● Texte affiché
⟨

Et nous entrons à Madrid où, à côté des classiques Juan Madrid et Lorenzo
Silva, émergent des auteurs de grande valeur comme Rafael Reig, ou Marta Sanz
et son détective homosexuel Arturo Zarco, ou encore David Llorente et ses
propositions narratives novatrices.
Un
saut au-dessus de l’Atlantique et nous voici dans les îles Canaries. S’offrent
à nous les faire visiter les détectives Ricardo Blanco, créé par José Luis
Correa, et Mat Fernández, imaginé par Javier Hernández Velázquez. On peut, si
l’on préfère, s’adresser aux vauriens et aux truands de bas étage qui peuplent
les romans d’Alexis Ravelo, ou gagner l’Afrique en hommage au regretté Antonio
Lozano.
Le
roman noir espagnol connaît actuellement une époque de splendeur, caractérisée
par une multitude de propositions fort intéressantes et ambitieuses, qui
s’engagent sur le chemin qu’appelait de ses vœux, dès 1989, Manuel Vázquez
Montalbán : « L’avenir du roman noir est de cesser d’être une
littérature de genre. Ce qui veut dire le voir sur la frise historique de la
littérature générale, comme un genre qui à un moment donné cesse d’être un
genre[1]. »
(Traduit de l'espagnol par Georges Tyras)
[1] Manuel Vázquez Montalbán. «Sobre la inexistencia de la novela policíaca en España». En: La
novela policíaca española. Edición, estudio preliminar y bibliografía Juan
Paredes Núñez. Granada: Universidad de Granada, 1989, p. 59.

⟩

● Données fournies

⟨

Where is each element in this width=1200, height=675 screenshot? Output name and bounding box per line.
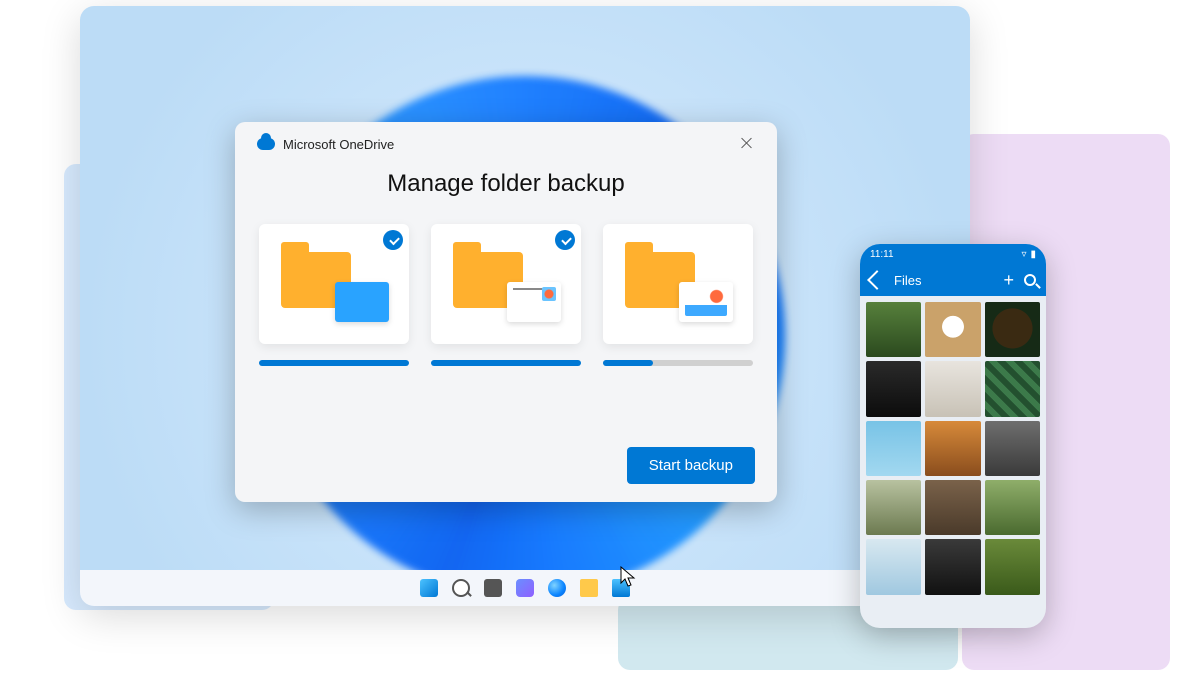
wifi-icon: ▿ [1021, 249, 1026, 260]
photo-thumbnail[interactable] [925, 421, 980, 476]
task-view-icon[interactable] [484, 579, 502, 597]
photo-thumbnail[interactable] [985, 421, 1040, 476]
file-explorer-icon[interactable] [580, 579, 598, 597]
checkmark-icon [383, 230, 403, 250]
add-icon[interactable]: + [1003, 271, 1014, 289]
windows-taskbar [80, 570, 970, 606]
folder-card-desktop[interactable] [259, 224, 409, 366]
close-icon[interactable] [739, 136, 755, 152]
onedrive-backup-dialog: Microsoft OneDrive Manage folder backup [235, 122, 777, 502]
photo-thumbnail[interactable] [866, 539, 921, 594]
progress-bar [259, 360, 409, 366]
photo-thumbnail[interactable] [985, 539, 1040, 594]
phone-app-header: Files + [860, 264, 1046, 296]
progress-bar [431, 360, 581, 366]
photo-thumbnail[interactable] [866, 480, 921, 535]
backup-folder-cards [257, 224, 755, 366]
desktop-thumbnail [335, 282, 389, 322]
edge-icon[interactable] [548, 579, 566, 597]
photo-thumbnail[interactable] [866, 421, 921, 476]
phone-header-title: Files [894, 273, 921, 288]
checkmark-icon [555, 230, 575, 250]
folder-card-documents[interactable] [431, 224, 581, 366]
photo-thumbnail[interactable] [925, 539, 980, 594]
onedrive-icon [257, 138, 275, 150]
photo-thumbnail[interactable] [925, 302, 980, 357]
photo-thumbnail[interactable] [985, 302, 1040, 357]
progress-bar [603, 360, 753, 366]
back-icon[interactable] [867, 270, 887, 290]
dialog-app-title: Microsoft OneDrive [283, 137, 394, 152]
folder-card-pictures[interactable] [603, 224, 753, 366]
search-icon[interactable] [1024, 274, 1036, 286]
document-thumbnail [507, 282, 561, 322]
photo-thumbnail[interactable] [985, 480, 1040, 535]
photo-thumbnail[interactable] [866, 302, 921, 357]
photo-thumbnail[interactable] [985, 361, 1040, 416]
photo-thumbnail[interactable] [925, 480, 980, 535]
desktop-screen: Microsoft OneDrive Manage folder backup [80, 6, 970, 606]
phone-status-bar: 11:11 ▿ ▮ [860, 244, 1046, 264]
phone-mockup: 11:11 ▿ ▮ Files + [860, 244, 1046, 628]
search-icon[interactable] [452, 579, 470, 597]
dialog-heading: Manage folder backup [257, 170, 755, 198]
dialog-titlebar: Microsoft OneDrive [257, 136, 755, 152]
photo-thumbnail[interactable] [866, 361, 921, 416]
picture-thumbnail [679, 282, 733, 322]
phone-time: 11:11 [870, 249, 894, 260]
photo-thumbnail[interactable] [925, 361, 980, 416]
widgets-icon[interactable] [516, 579, 534, 597]
phone-photo-grid [860, 296, 1046, 601]
cursor-icon [620, 566, 636, 588]
start-backup-button[interactable]: Start backup [627, 447, 755, 484]
start-icon[interactable] [420, 579, 438, 597]
signal-icon: ▮ [1030, 249, 1036, 260]
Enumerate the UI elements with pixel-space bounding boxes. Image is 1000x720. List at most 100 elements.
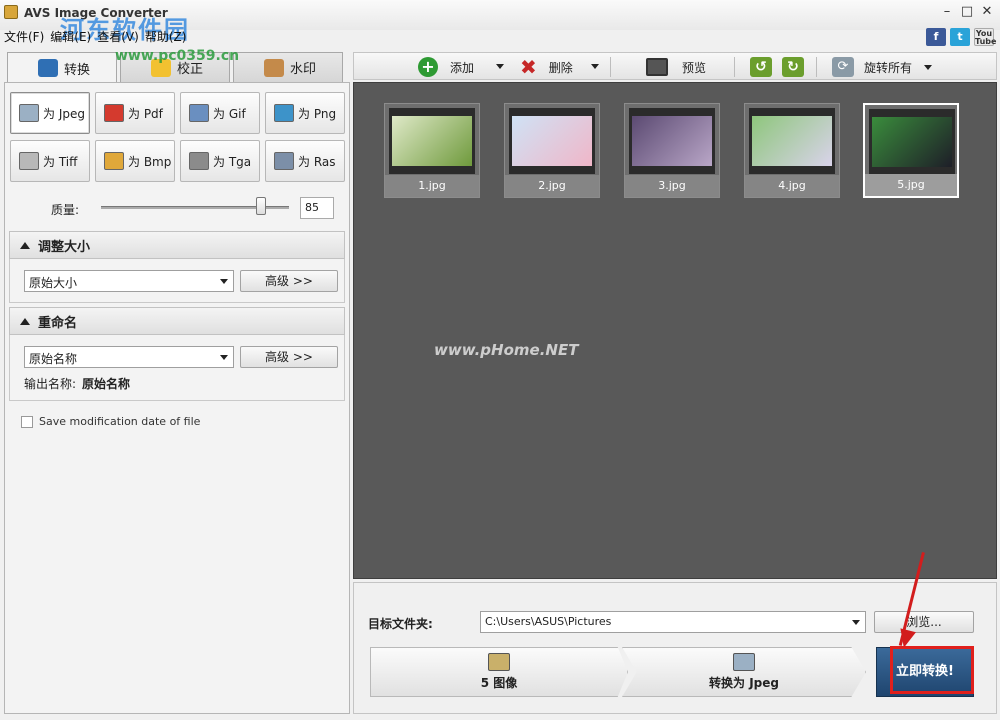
output-name-row: 输出名称: 原始名称 [24, 375, 130, 392]
image-thumbnail-selected[interactable]: 5.jpg [863, 103, 959, 198]
toolbar-divider [734, 57, 735, 77]
conversion-settings-panel: 为 Jpeg 为 Pdf 为 Gif 为 Png 为 Tiff 为 Bmp 为 … [4, 82, 350, 714]
youtube-icon[interactable]: You Tube [974, 28, 996, 46]
browse-button[interactable]: 浏览... [874, 611, 974, 633]
minimize-button[interactable]: – [940, 4, 954, 19]
pdf-icon [104, 104, 124, 122]
delete-label: 删除 [548, 60, 573, 75]
add-dropdown-icon[interactable] [496, 64, 504, 69]
tab-convert[interactable]: 转换 [7, 52, 117, 83]
chevron-down-icon [852, 620, 860, 625]
camera-icon [19, 104, 39, 122]
rename-section-header[interactable]: 重命名 [9, 307, 345, 335]
social-links: f t You Tube [926, 28, 996, 46]
images-icon [488, 653, 510, 671]
format-gif-label: 为 Gif [213, 106, 246, 121]
thumbnail-image [872, 117, 952, 167]
menu-edit[interactable]: 编辑(E) [50, 28, 91, 45]
image-thumbnail[interactable]: 4.jpg [744, 103, 840, 198]
rename-advanced-button[interactable]: 高级 >> [240, 346, 338, 368]
window-controls: – □ ✕ [940, 4, 994, 19]
quality-slider-thumb[interactable] [255, 197, 266, 215]
format-tiff-button[interactable]: 为 Tiff [10, 140, 90, 182]
add-label: 添加 [450, 60, 475, 75]
chevron-down-icon [220, 355, 228, 360]
resize-advanced-button[interactable]: 高级 >> [240, 270, 338, 292]
rotate-all-button[interactable]: ⟳ 旋转所有 [832, 55, 933, 79]
collapse-icon [20, 242, 30, 249]
image-thumbnail[interactable]: 1.jpg [384, 103, 480, 198]
step-image-count: 5 图像 [370, 647, 628, 697]
rotate-right-icon: ↻ [782, 57, 804, 77]
quality-input[interactable]: 85 [300, 197, 334, 219]
palette-icon [104, 152, 124, 170]
image-filename: 5.jpg [865, 174, 957, 196]
thumbnail-frame [509, 108, 595, 174]
menu-view[interactable]: 查看(V) [97, 28, 139, 45]
tab-watermark[interactable]: 水印 [233, 52, 343, 82]
stamp-icon [264, 58, 284, 77]
image-filename: 4.jpg [745, 175, 839, 197]
format-tga-label: 为 Tga [213, 154, 252, 169]
format-pdf-label: 为 Pdf [128, 106, 163, 121]
delete-button[interactable]: ✖ 删除 [520, 55, 573, 79]
format-ras-label: 为 Ras [298, 154, 336, 169]
rotate-all-dropdown-icon[interactable] [924, 64, 933, 70]
format-png-label: 为 Png [298, 106, 337, 121]
thumbnail-image [752, 116, 832, 166]
gif-icon [189, 104, 209, 122]
rotate-right-button[interactable]: ↻ [782, 55, 804, 79]
facebook-icon[interactable]: f [926, 28, 946, 46]
twitter-icon[interactable]: t [950, 28, 970, 46]
image-thumbnail[interactable]: 2.jpg [504, 103, 600, 198]
menu-help[interactable]: 帮助(Z) [145, 28, 187, 45]
rotate-left-button[interactable]: ↺ [750, 55, 772, 79]
preview-button[interactable]: 预览 [646, 55, 706, 79]
thumbnail-frame [749, 108, 835, 174]
destination-path-select[interactable]: C:\Users\ASUS\Pictures [480, 611, 866, 633]
save-date-option[interactable]: Save modification date of file [21, 415, 200, 428]
format-tiff-label: 为 Tiff [43, 154, 78, 169]
rotate-left-icon: ↺ [750, 57, 772, 77]
monitor-icon [646, 58, 668, 76]
thumbnail-image [632, 116, 712, 166]
image-thumbnail[interactable]: 3.jpg [624, 103, 720, 198]
step-target-format: 转换为 Jpeg [622, 647, 866, 697]
format-gif-button[interactable]: 为 Gif [180, 92, 260, 134]
convert-icon [38, 59, 58, 77]
app-icon [4, 5, 18, 19]
image-filename: 2.jpg [505, 175, 599, 197]
format-tga-button[interactable]: 为 Tga [180, 140, 260, 182]
format-pdf-button[interactable]: 为 Pdf [95, 92, 175, 134]
destination-path-value: C:\Users\ASUS\Pictures [485, 615, 612, 628]
maximize-button[interactable]: □ [960, 4, 974, 19]
watermark-site: www.pc0359.cn [115, 48, 240, 64]
add-button[interactable]: + 添加 [418, 55, 474, 79]
resize-mode-select[interactable]: 原始大小 [24, 270, 234, 292]
preview-label: 预览 [682, 60, 707, 75]
thumbnail-image [512, 116, 592, 166]
toolbar-divider [610, 57, 611, 77]
rename-mode-select[interactable]: 原始名称 [24, 346, 234, 368]
delete-icon: ✖ [520, 55, 537, 79]
format-png-button[interactable]: 为 Png [265, 92, 345, 134]
plus-icon: + [418, 57, 438, 77]
close-button[interactable]: ✕ [980, 4, 994, 19]
resize-section-header[interactable]: 调整大小 [9, 231, 345, 259]
watermark-text: www.pHome.NET [434, 341, 579, 359]
title-bar: AVS Image Converter 河东软件园 – □ ✕ [0, 0, 1000, 44]
format-jpeg-button[interactable]: 为 Jpeg [10, 92, 90, 134]
monitor-icon [274, 104, 294, 122]
delete-dropdown-icon[interactable] [591, 64, 599, 69]
menu-bar: 文件(F) 编辑(E) 查看(V) 帮助(Z) [4, 28, 186, 45]
format-bmp-button[interactable]: 为 Bmp [95, 140, 175, 182]
rename-section: 原始名称 高级 >> 输出名称: 原始名称 [9, 335, 345, 401]
toolbar: + 添加 ✖ 删除 预览 ↺ ↻ ⟳ 旋转所有 [353, 52, 997, 80]
save-date-checkbox[interactable] [21, 415, 33, 428]
format-ras-button[interactable]: 为 Ras [265, 140, 345, 182]
image-filename: 1.jpg [385, 175, 479, 197]
resize-section: 原始大小 高级 >> [9, 259, 345, 303]
target-format-label: 转换为 Jpeg [709, 676, 779, 690]
image-list[interactable]: 1.jpg 2.jpg 3.jpg 4.jpg 5.jpg www.pHome.… [353, 82, 997, 579]
menu-file[interactable]: 文件(F) [4, 28, 44, 45]
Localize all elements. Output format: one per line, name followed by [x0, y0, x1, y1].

⟩

● Travail demandé
Citez mot pour mot le passage du texte sur le roman noir espagnol qui va de « Et nous entrons » jusqu'à « propositions narratives novatrices. ».

● Résultat
Et nous entrons à Madrid où, à côté des classiques Juan Madrid et Lorenzo
Silva, émergent des auteurs de grande valeur comme Rafael Reig, ou Marta Sanz
et son détective homosexuel Arturo Zarco, ou encore David Llorente et ses
propositions narratives novatrices.